[BEGIN Dataset rows]

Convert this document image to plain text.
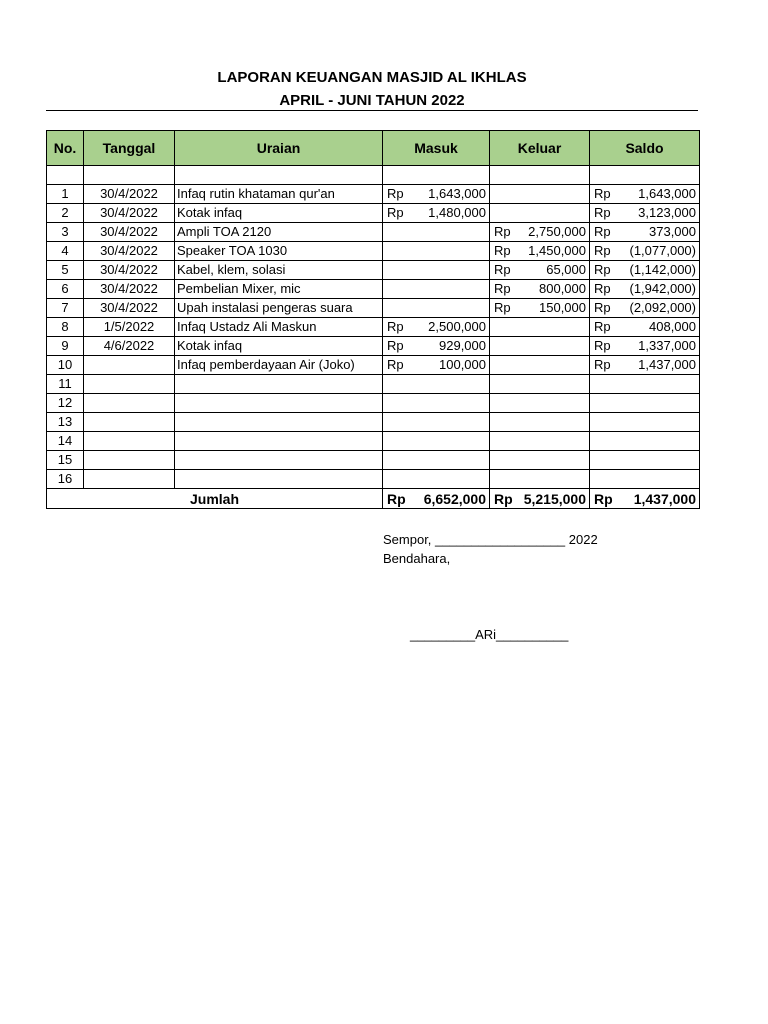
LAPORAN KEUANGAN MASJID AL IKHLAS
APRIL - JUNI TAHUN 2022
No.	Tanggal	Uraian	Masuk	Keluar	Saldo

1	30/4/2022	Infaq rutin khataman qur'an	Rp 1,643,000		Rp 1,643,000

2	30/4/2022	Kotak infaq	Rp 1,480,000		Rp 3,123,000

3	30/4/2022	Ampli TOA 2120		Rp 2,750,000	Rp 373,000

4	30/4/2022	Speaker TOA 1030		Rp 1,450,000	Rp (1,077,000)

5	30/4/2022	Kabel, klem, solasi		Rp 65,000	Rp (1,142,000)

6	30/4/2022	Pembelian Mixer, mic		Rp 800,000	Rp (1,942,000)

7	30/4/2022	Upah instalasi pengeras suara		Rp 150,000	Rp (2,092,000)

8	1/5/2022	Infaq Ustadz Ali Maskun	Rp 2,500,000		Rp 408,000

9	4/6/2022	Kotak infaq	Rp 929,000		Rp 1,337,000

10		Infaq pemberdayaan Air (Joko)	Rp 100,000		Rp 1,437,000

11					
12					
13					
14					
15					
16					
Jumlah			Rp 6,652,000	Rp 5,215,000	Rp 1,437,000
Sempor, __________________ 2022
Bendahara,
_________ARi__________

[END Dataset rows]

#### Direction
Without including any picture, repeat the data exactly.

#### Task result
Convert this document image to plain text.
LAPORAN KEUANGAN MASJID AL IKHLAS
APRIL - JUNI TAHUN 2022
No.	Tanggal	Uraian	Masuk	Keluar	Saldo

1	30/4/2022	Infaq rutin khataman qur'an	Rp 1,643,000		Rp 1,643,000

2	30/4/2022	Kotak infaq	Rp 1,480,000		Rp 3,123,000

3	30/4/2022	Ampli TOA 2120		Rp 2,750,000	Rp 373,000

4	30/4/2022	Speaker TOA 1030		Rp 1,450,000	Rp (1,077,000)

5	30/4/2022	Kabel, klem, solasi		Rp 65,000	Rp (1,142,000)

6	30/4/2022	Pembelian Mixer, mic		Rp 800,000	Rp (1,942,000)

7	30/4/2022	Upah instalasi pengeras suara		Rp 150,000	Rp (2,092,000)

8	1/5/2022	Infaq Ustadz Ali Maskun	Rp 2,500,000		Rp 408,000

9	4/6/2022	Kotak infaq	Rp 929,000		Rp 1,337,000

10		Infaq pemberdayaan Air (Joko)	Rp 100,000		Rp 1,437,000

11					
12					
13					
14					
15					
16					
Jumlah			Rp 6,652,000	Rp 5,215,000	Rp 1,437,000
Sempor, __________________ 2022
Bendahara,
_________ARi__________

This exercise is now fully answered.